* _What the task asks_: Write only the number of lines in the records beneath that hold "this".

--- START OF Task data ---

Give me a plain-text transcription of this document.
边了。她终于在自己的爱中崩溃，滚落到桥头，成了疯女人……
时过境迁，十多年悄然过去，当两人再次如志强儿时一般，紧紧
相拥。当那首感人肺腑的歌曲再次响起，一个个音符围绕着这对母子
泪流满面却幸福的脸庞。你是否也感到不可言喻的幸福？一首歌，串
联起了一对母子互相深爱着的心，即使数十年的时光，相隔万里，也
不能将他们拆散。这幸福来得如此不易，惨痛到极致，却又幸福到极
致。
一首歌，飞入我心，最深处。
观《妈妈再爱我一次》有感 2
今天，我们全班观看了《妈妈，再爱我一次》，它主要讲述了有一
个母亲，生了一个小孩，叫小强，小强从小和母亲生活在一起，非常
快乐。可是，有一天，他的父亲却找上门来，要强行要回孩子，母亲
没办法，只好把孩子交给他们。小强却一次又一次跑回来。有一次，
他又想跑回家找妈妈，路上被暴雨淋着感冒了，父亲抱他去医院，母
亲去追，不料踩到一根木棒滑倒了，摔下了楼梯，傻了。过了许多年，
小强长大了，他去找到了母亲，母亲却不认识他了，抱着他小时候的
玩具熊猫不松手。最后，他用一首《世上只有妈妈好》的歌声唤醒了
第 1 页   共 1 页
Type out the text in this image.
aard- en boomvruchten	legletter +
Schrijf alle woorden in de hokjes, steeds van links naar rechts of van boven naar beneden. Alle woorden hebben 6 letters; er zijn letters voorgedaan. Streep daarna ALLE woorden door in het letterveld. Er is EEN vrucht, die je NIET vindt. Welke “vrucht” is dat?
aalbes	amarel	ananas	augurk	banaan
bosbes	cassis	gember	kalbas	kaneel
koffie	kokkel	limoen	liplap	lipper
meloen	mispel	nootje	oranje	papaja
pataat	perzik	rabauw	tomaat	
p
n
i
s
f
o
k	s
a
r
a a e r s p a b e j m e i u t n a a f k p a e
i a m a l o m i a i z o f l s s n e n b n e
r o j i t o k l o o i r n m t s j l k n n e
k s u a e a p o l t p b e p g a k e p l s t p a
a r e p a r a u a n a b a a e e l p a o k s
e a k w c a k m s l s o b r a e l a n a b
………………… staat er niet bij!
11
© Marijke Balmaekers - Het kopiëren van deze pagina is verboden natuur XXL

--- END OF Task data ---

* _Response_: 2